§ Exercise objective
Each line of the listing must be transcribed exactly, except for the images, which should be excluded.

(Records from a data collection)

==================================================

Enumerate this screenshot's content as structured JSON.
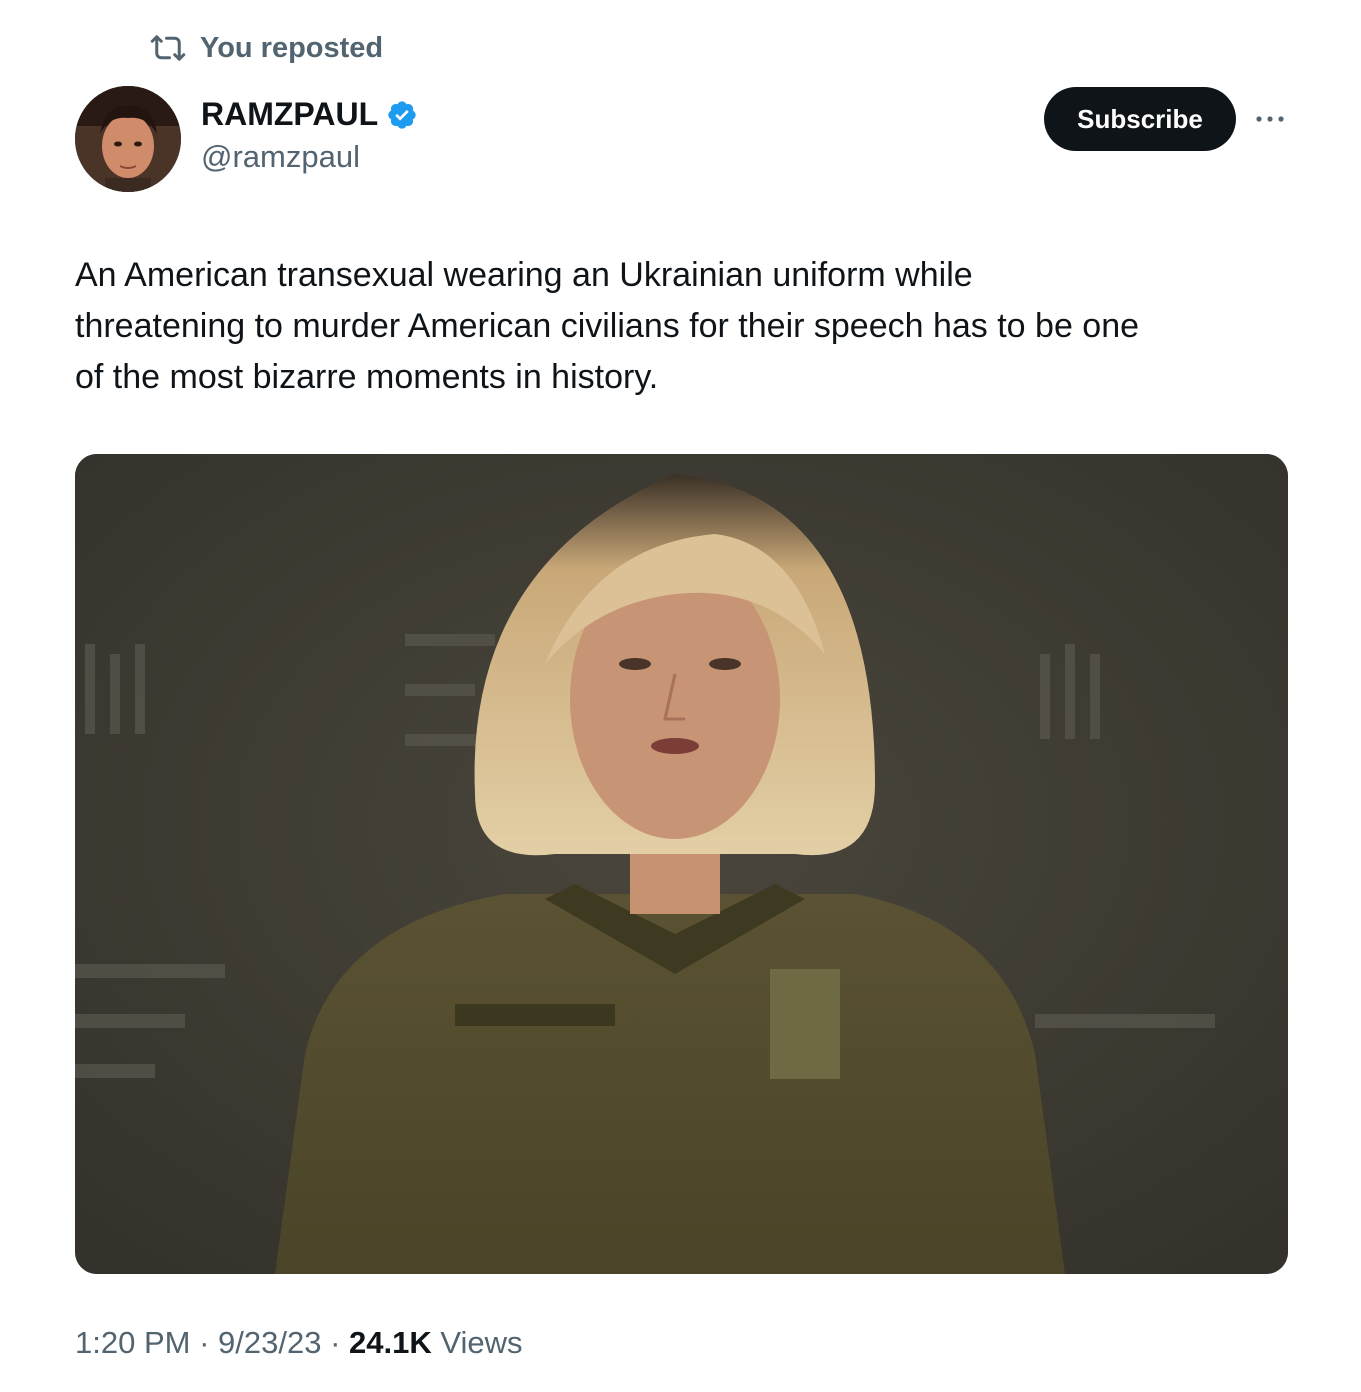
{
  "repost": {
    "label": "You reposted",
    "icon": "repost-icon"
  },
  "author": {
    "display_name": "RAMZPAUL",
    "handle": "@ramzpaul",
    "verified_icon": "verified-badge-icon",
    "avatar_icon": "avatar-photo"
  },
  "actions": {
    "subscribe_label": "Subscribe",
    "more_icon": "more-options-icon"
  },
  "tweet": {
    "text": "An American transexual wearing an Ukrainian uniform while\nthreatening to murder American civilians for their speech has to be one\nof the most bizarre moments in history.",
    "media_icon": "embedded-photo"
  },
  "meta": {
    "time": "1:20 PM",
    "separator": " · ",
    "date": "9/23/23",
    "views_count": "24.1K",
    "views_label": " Views"
  },
  "colors": {
    "text": "#0f1419",
    "secondary": "#536471",
    "verified": "#1d9bf0",
    "button_bg": "#0f1419"
  }
}
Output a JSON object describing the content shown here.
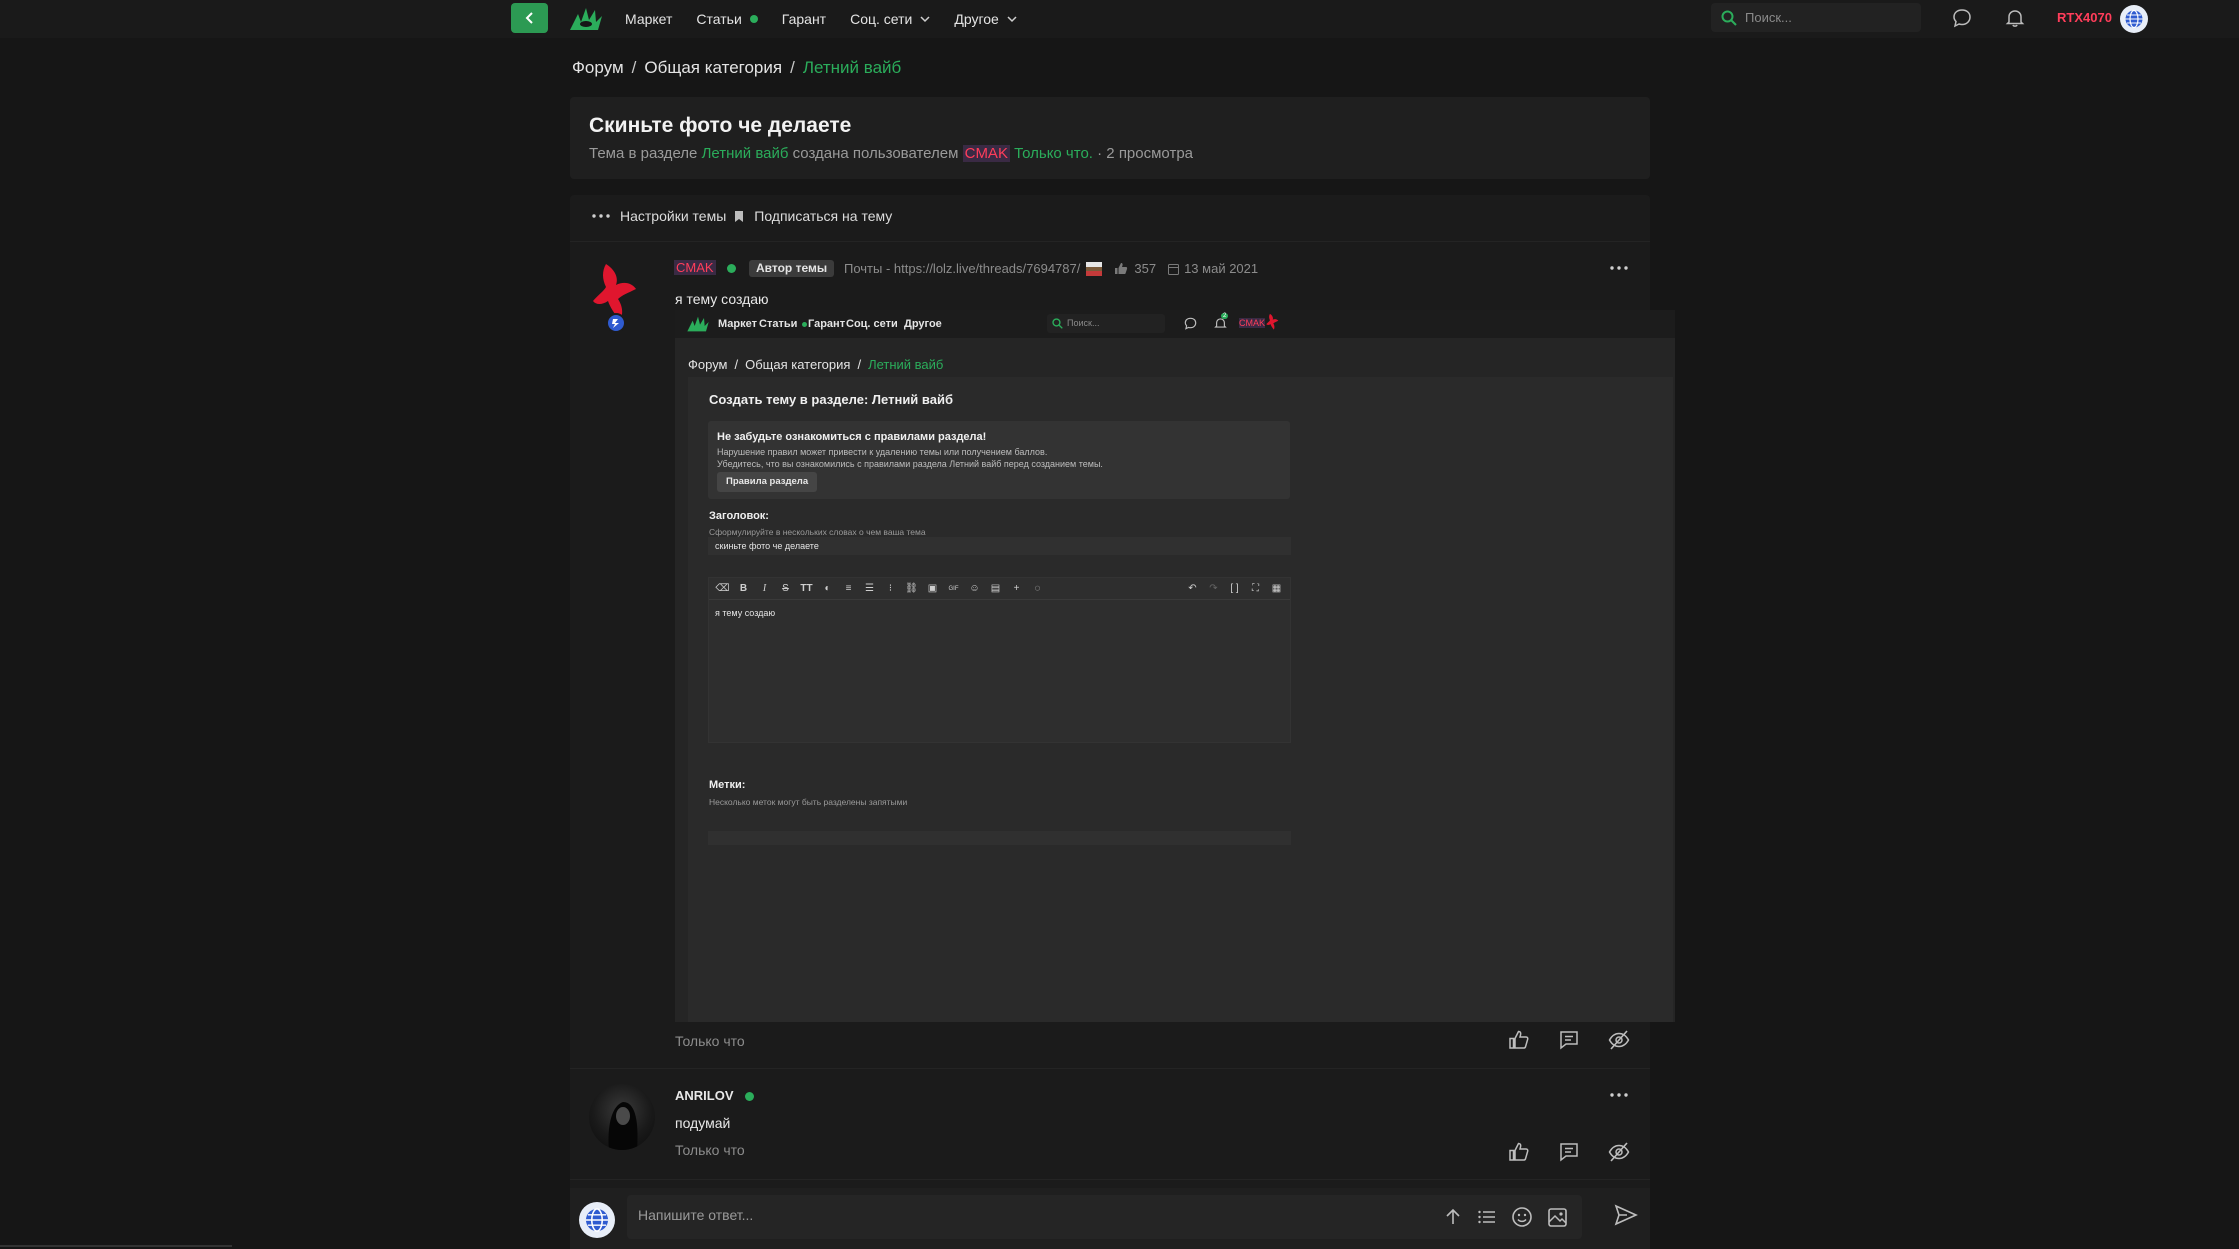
{
  "nav": {
    "items": [
      {
        "label": "Маркет",
        "dot": false,
        "chevron": false
      },
      {
        "label": "Статьи",
        "dot": true,
        "chevron": false
      },
      {
        "label": "Гарант",
        "dot": false,
        "chevron": false
      },
      {
        "label": "Соц. сети",
        "dot": false,
        "chevron": true
      },
      {
        "label": "Другое",
        "dot": false,
        "chevron": true
      }
    ],
    "search_placeholder": "Поиск...",
    "username": "RTX4070"
  },
  "breadcrumb": {
    "items": [
      "Форум",
      "Общая категория"
    ],
    "current": "Летний вайб",
    "sep": "/"
  },
  "thread": {
    "title": "Скиньте фото че делаете",
    "meta_prefix": "Тема в разделе",
    "meta_section": "Летний вайб",
    "meta_mid": "создана пользователем",
    "meta_user": "CMAK",
    "meta_time": "Только что.",
    "meta_views": "· 2 просмотра",
    "settings_label": "Настройки темы",
    "subscribe_label": "Подписаться на тему"
  },
  "posts": [
    {
      "user": "CMAK",
      "author_badge": "Автор темы",
      "title_text": "Почты - https://lolz.live/threads/7694787/",
      "likes": "357",
      "date": "13 май 2021",
      "text": "я тему создаю",
      "time": "Только что"
    },
    {
      "user": "ANRILOV",
      "text": "подумай",
      "time": "Только что"
    }
  ],
  "embedded": {
    "nav_items": [
      "Маркет",
      "Статьи",
      "Гарант",
      "Соц. сети",
      "Другое"
    ],
    "search_placeholder": "Поиск...",
    "username": "CMAK",
    "breadcrumb": [
      "Форум",
      "Общая категория"
    ],
    "breadcrumb_current": "Летний вайб",
    "sep": "/",
    "heading": "Создать тему в разделе: Летний вайб",
    "notice_title": "Не забудьте ознакомиться с правилами раздела!",
    "notice_line1": "Нарушение правил может привести к удалению темы или получением баллов.",
    "notice_line2": "Убедитесь, что вы ознакомились с правилами раздела Летний вайб перед созданием темы.",
    "notice_button": "Правила раздела",
    "title_label": "Заголовок:",
    "title_hint": "Сформулируйте в нескольких словах о чем ваша тема",
    "title_value": "скиньте фото че делаете",
    "body_value": "я тему создаю",
    "tags_label": "Метки:",
    "tags_hint": "Несколько меток могут быть разделены запятыми",
    "notif_count": "2"
  },
  "reply": {
    "placeholder": "Напишите ответ..."
  },
  "colors": {
    "accent": "#2bad5b",
    "nick": "#ff3d5a",
    "bg": "#161616",
    "card": "#1f1f1f"
  }
}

==================================================

§ Written reply
Enumerate this screenshot's content as structured JSON.
{
  "repost": {
    "label": "You reposted",
    "icon": "repost-icon"
  },
  "author": {
    "display_name": "RAMZPAUL",
    "handle": "@ramzpaul",
    "verified_icon": "verified-badge-icon",
    "avatar_icon": "avatar-photo"
  },
  "actions": {
    "subscribe_label": "Subscribe",
    "more_icon": "more-options-icon"
  },
  "tweet": {
    "text": "An American transexual wearing an Ukrainian uniform while\nthreatening to murder American civilians for their speech has to be one\nof the most bizarre moments in history.",
    "media_icon": "embedded-photo"
  },
  "meta": {
    "time": "1:20 PM",
    "separator": " · ",
    "date": "9/23/23",
    "views_count": "24.1K",
    "views_label": " Views"
  },
  "colors": {
    "text": "#0f1419",
    "secondary": "#536471",
    "verified": "#1d9bf0",
    "button_bg": "#0f1419"
  }
}
Output a JSON object describing the content shown here.
{
  "nav": {
    "items": [
      {
        "label": "Маркет",
        "dot": false,
        "chevron": false
      },
      {
        "label": "Статьи",
        "dot": true,
        "chevron": false
      },
      {
        "label": "Гарант",
        "dot": false,
        "chevron": false
      },
      {
        "label": "Соц. сети",
        "dot": false,
        "chevron": true
      },
      {
        "label": "Другое",
        "dot": false,
        "chevron": true
      }
    ],
    "search_placeholder": "Поиск...",
    "username": "RTX4070"
  },
  "breadcrumb": {
    "items": [
      "Форум",
      "Общая категория"
    ],
    "current": "Летний вайб",
    "sep": "/"
  },
  "thread": {
    "title": "Скиньте фото че делаете",
    "meta_prefix": "Тема в разделе",
    "meta_section": "Летний вайб",
    "meta_mid": "создана пользователем",
    "meta_user": "CMAK",
    "meta_time": "Только что.",
    "meta_views": "· 2 просмотра",
    "settings_label": "Настройки темы",
    "subscribe_label": "Подписаться на тему"
  },
  "posts": [
    {
      "user": "CMAK",
      "author_badge": "Автор темы",
      "title_text": "Почты - https://lolz.live/threads/7694787/",
      "likes": "357",
      "date": "13 май 2021",
      "text": "я тему создаю",
      "time": "Только что"
    },
    {
      "user": "ANRILOV",
      "text": "подумай",
      "time": "Только что"
    }
  ],
  "embedded": {
    "nav_items": [
      "Маркет",
      "Статьи",
      "Гарант",
      "Соц. сети",
      "Другое"
    ],
    "search_placeholder": "Поиск...",
    "username": "CMAK",
    "breadcrumb": [
      "Форум",
      "Общая категория"
    ],
    "breadcrumb_current": "Летний вайб",
    "sep": "/",
    "heading": "Создать тему в разделе: Летний вайб",
    "notice_title": "Не забудьте ознакомиться с правилами раздела!",
    "notice_line1": "Нарушение правил может привести к удалению темы или получением баллов.",
    "notice_line2": "Убедитесь, что вы ознакомились с правилами раздела Летний вайб перед созданием темы.",
    "notice_button": "Правила раздела",
    "title_label": "Заголовок:",
    "title_hint": "Сформулируйте в нескольких словах о чем ваша тема",
    "title_value": "скиньте фото че делаете",
    "body_value": "я тему создаю",
    "tags_label": "Метки:",
    "tags_hint": "Несколько меток могут быть разделены запятыми",
    "notif_count": "2"
  },
  "reply": {
    "placeholder": "Напишите ответ..."
  },
  "colors": {
    "accent": "#2bad5b",
    "nick": "#ff3d5a",
    "bg": "#161616",
    "card": "#1f1f1f"
  }
}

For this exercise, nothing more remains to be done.